> **AVAILABLE RECORDS**:
════════════════

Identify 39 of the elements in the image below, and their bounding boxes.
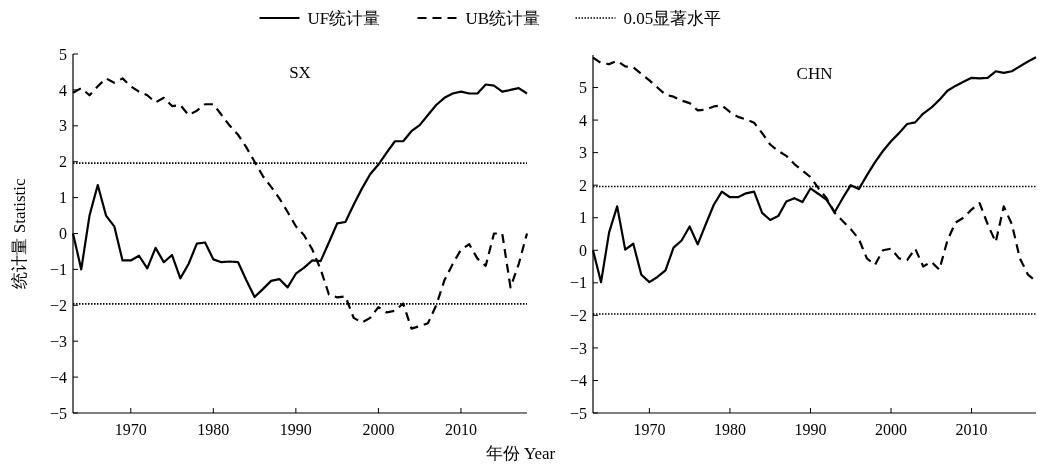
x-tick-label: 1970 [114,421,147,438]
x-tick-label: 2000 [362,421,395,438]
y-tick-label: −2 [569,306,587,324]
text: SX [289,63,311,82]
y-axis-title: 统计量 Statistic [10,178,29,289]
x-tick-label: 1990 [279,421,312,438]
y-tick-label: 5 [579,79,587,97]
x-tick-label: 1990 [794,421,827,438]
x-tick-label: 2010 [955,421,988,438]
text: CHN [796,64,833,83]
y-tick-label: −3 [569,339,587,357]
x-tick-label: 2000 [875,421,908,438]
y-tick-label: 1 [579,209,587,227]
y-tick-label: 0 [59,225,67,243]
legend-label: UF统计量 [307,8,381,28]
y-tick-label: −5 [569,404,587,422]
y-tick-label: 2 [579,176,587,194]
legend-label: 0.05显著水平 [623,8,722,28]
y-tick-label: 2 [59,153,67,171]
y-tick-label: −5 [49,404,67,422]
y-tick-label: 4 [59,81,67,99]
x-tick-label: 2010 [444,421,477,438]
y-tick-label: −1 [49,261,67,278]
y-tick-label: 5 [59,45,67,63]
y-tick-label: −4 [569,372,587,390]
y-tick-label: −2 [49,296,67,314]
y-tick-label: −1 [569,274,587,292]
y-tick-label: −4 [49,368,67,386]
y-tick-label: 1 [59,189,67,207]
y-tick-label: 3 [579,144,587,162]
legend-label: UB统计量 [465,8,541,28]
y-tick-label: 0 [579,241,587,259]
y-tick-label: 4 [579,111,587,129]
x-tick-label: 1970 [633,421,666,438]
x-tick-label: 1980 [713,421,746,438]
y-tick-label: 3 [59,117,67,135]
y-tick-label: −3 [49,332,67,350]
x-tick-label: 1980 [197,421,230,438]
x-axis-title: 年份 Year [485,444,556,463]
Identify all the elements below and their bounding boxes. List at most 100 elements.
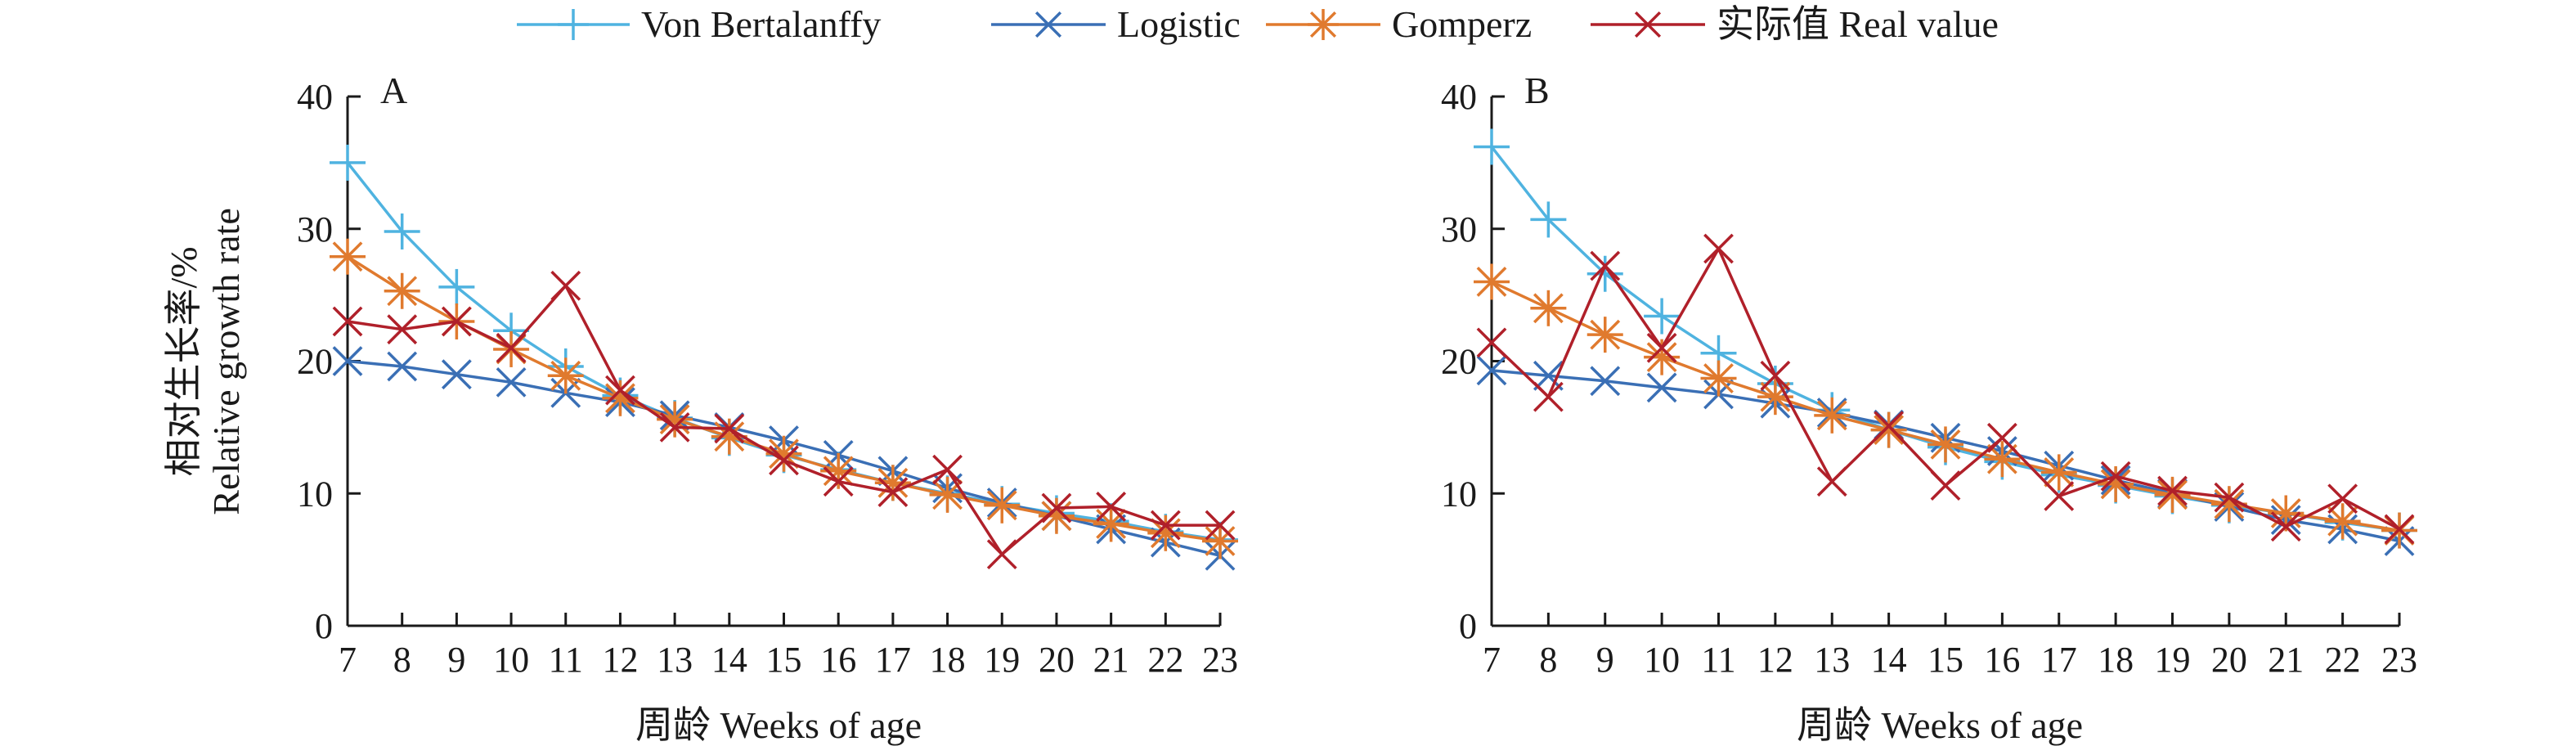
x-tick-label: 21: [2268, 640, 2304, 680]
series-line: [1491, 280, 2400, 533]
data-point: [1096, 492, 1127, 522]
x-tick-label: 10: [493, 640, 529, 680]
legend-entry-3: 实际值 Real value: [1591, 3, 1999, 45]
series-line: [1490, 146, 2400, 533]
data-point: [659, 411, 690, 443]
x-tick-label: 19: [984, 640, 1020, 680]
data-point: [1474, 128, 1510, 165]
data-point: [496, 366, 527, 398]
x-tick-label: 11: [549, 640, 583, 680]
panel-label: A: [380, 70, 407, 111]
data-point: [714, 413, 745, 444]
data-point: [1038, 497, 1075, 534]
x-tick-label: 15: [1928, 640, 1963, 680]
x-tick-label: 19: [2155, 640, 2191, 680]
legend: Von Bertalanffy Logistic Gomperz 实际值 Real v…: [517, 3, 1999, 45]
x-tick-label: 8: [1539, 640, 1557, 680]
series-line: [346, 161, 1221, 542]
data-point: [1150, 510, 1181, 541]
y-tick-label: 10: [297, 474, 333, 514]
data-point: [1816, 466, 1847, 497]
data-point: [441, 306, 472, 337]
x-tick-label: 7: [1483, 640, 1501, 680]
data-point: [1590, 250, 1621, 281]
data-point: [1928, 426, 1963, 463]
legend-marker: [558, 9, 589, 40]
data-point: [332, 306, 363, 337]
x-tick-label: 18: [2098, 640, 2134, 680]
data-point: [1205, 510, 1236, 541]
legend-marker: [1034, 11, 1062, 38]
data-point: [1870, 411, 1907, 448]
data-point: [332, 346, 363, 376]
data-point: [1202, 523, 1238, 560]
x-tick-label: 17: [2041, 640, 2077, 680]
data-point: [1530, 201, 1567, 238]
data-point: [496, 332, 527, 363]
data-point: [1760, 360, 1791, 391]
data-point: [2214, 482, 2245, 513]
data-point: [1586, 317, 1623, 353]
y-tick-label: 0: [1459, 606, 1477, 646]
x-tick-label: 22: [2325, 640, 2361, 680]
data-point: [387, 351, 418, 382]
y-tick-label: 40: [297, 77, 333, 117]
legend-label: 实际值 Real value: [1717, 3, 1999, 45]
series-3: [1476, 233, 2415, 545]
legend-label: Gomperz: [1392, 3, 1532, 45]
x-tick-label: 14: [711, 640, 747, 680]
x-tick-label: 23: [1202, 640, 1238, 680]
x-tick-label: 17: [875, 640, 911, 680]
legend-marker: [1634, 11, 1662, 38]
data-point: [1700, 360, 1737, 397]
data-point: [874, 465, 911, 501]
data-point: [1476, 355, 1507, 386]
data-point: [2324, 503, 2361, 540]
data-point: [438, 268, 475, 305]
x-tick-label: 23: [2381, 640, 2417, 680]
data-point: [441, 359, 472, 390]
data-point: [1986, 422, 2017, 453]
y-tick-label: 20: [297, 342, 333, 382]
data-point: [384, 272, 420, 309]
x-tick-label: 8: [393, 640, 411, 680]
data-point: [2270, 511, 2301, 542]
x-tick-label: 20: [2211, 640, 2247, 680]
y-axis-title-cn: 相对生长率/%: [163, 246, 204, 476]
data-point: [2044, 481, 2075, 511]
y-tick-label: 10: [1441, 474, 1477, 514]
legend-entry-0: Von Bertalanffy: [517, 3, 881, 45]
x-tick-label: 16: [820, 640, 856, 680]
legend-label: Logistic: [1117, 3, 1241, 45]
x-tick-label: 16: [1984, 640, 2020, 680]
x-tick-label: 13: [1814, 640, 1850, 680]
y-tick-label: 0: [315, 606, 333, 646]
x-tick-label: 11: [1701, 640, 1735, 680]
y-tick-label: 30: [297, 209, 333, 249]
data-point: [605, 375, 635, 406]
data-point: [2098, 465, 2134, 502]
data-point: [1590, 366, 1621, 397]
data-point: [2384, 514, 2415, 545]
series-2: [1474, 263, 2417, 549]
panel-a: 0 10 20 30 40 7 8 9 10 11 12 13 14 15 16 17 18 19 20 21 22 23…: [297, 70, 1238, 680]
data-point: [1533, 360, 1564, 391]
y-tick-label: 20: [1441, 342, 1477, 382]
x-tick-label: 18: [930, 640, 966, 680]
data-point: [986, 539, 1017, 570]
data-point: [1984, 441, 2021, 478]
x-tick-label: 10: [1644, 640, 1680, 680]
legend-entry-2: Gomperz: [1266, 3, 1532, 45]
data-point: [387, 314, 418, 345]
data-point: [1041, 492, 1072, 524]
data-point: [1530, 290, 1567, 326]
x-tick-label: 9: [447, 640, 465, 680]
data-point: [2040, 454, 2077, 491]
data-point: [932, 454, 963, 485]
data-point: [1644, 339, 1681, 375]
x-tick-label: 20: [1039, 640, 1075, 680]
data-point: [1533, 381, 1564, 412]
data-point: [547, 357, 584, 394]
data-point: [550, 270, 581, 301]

════════════════

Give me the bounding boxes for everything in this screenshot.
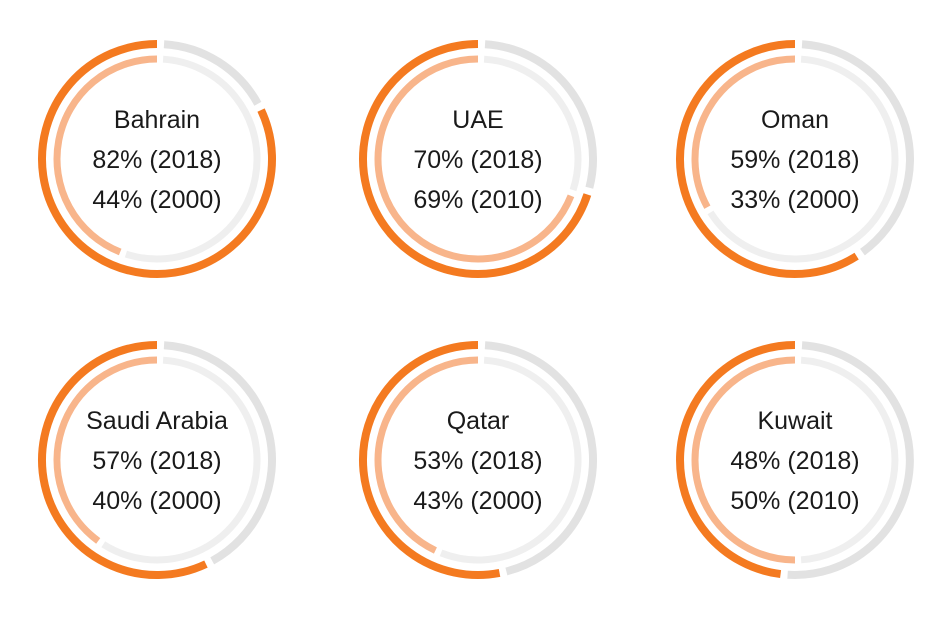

════════════════

> **SET TASK**: Starting at the line that has "Identify 39 of" and stopping after the line that has "x-axis-title: 年份 Year [485,444,556,463]", output those rows as a two-column CSV with the columns instruction and response. Use one line per row, with the row's text and its answer each in a quoted field, line breaks turned into spaces, and the pictures left out.

> **FINAL RESULT**:
instruction,response
"Identify 39 of the elements in the image below, and their bounding boxes.","x-tick-label: 1970 [114,421,147,438] x-tick-label: 2000 [362,421,395,438] y-tick-label: −2 [569,306,587,324] text: SX [289,63,311,82] y-axis-title: 统计量 Statistic [10,178,29,289] x-tick-label: 1990 [279,421,312,438] y-tick-label: 5 [579,79,587,97] x-tick-label: 1990 [794,421,827,438] x-tick-label: 2010 [955,421,988,438] text: CHN [796,64,833,83] y-tick-label: −3 [569,339,587,357] x-tick-label: 2000 [875,421,908,438] y-tick-label: 1 [579,209,587,227] y-tick-label: 0 [59,225,67,243] legend-label: UF统计量 [307,8,381,28] y-tick-label: −5 [569,404,587,422] y-tick-label: 2 [579,176,587,194] legend-label: 0.05显著水平 [623,8,722,28] y-tick-label: 2 [59,153,67,171] y-tick-label: −5 [49,404,67,422] y-tick-label: 4 [59,81,67,99] x-tick-label: 2010 [444,421,477,438] y-tick-label: −1 [49,261,67,278] y-tick-label: 5 [59,45,67,63] y-tick-label: −4 [569,372,587,390] y-tick-label: −2 [49,296,67,314] y-tick-label: −1 [569,274,587,292] y-tick-label: −4 [49,368,67,386] y-tick-label: 1 [59,189,67,207] y-tick-label: 3 [579,144,587,162] legend-label: UB统计量 [465,8,541,28] y-tick-label: 0 [579,241,587,259] y-tick-label: 4 [579,111,587,129] x-tick-label: 1970 [633,421,666,438] x-tick-label: 1980 [713,421,746,438] y-tick-label: 3 [59,117,67,135] y-tick-label: −3 [49,332,67,350] x-tick-label: 1980 [197,421,230,438] x-axis-title: 年份 Year [485,444,556,463]"